Search the material for "разряда" and show all lines that contain it.

## Stored dataset items

******************************

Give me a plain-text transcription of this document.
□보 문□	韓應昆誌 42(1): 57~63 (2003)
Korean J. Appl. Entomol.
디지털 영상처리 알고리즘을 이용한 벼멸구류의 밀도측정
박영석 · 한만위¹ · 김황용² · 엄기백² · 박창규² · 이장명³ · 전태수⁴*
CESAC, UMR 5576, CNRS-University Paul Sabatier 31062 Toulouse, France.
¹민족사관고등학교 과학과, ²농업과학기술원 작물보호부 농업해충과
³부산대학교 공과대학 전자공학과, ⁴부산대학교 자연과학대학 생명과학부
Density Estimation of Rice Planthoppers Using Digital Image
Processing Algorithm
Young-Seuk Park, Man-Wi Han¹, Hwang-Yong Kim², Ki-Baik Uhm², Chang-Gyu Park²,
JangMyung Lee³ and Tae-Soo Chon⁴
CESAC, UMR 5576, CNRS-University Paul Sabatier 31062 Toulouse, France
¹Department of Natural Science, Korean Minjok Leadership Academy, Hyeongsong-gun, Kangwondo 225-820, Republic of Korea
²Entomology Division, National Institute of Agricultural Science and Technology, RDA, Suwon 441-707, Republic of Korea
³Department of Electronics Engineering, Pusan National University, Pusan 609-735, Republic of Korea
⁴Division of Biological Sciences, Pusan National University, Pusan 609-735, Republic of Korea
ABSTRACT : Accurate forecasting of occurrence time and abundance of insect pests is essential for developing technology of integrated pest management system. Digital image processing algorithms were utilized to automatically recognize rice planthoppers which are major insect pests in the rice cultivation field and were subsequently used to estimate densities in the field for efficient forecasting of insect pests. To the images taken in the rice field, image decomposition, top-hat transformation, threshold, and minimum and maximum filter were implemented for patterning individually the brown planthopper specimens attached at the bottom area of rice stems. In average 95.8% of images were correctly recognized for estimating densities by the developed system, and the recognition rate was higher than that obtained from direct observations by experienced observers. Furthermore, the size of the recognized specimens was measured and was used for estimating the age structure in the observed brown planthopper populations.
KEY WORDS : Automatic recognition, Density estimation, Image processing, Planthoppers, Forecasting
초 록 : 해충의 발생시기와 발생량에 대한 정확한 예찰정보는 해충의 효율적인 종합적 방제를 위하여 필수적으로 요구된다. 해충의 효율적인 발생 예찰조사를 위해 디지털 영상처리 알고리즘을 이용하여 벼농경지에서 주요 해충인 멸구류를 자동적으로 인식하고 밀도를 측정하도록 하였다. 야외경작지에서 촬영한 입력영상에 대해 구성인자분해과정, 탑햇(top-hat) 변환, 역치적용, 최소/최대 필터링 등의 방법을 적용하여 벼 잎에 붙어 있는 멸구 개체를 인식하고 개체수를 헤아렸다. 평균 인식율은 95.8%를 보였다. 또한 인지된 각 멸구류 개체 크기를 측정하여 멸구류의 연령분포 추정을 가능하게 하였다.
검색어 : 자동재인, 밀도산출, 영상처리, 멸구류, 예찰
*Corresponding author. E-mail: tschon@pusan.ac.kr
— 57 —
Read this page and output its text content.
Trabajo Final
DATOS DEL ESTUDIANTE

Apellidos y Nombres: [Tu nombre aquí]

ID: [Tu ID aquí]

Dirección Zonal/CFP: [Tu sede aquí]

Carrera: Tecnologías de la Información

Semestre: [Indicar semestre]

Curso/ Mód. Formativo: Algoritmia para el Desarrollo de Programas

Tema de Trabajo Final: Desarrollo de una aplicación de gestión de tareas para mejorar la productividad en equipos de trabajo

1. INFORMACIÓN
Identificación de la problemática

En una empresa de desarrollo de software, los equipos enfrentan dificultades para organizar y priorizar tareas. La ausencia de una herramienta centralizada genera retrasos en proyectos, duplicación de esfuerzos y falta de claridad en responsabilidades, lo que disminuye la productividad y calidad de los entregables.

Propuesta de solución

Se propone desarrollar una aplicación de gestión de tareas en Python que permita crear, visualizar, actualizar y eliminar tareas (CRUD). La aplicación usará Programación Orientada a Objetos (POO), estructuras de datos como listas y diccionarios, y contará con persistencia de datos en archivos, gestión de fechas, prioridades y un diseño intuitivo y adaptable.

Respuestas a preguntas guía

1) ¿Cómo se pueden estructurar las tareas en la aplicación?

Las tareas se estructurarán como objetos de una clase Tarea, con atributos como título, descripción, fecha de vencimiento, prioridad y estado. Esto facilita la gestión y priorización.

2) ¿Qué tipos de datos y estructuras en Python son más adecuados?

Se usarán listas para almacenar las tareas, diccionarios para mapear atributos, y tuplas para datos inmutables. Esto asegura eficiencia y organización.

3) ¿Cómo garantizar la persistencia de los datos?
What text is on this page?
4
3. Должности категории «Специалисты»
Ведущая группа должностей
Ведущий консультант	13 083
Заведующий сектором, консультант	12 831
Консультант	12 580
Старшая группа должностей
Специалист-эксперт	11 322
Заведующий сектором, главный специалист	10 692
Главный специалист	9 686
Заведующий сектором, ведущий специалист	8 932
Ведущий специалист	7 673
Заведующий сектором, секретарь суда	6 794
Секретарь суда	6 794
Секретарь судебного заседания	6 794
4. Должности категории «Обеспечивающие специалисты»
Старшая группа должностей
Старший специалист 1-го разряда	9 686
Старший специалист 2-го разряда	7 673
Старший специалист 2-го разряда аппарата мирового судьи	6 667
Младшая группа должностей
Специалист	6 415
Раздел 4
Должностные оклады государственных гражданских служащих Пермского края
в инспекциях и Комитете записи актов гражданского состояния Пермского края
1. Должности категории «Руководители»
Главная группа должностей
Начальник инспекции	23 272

******************************

## Task answer
Старший специалист 1-го разряда	9 686
Старший специалист 2-го разряда	7 673
Старший специалист 2-го разряда аппарата мирового судьи	6 667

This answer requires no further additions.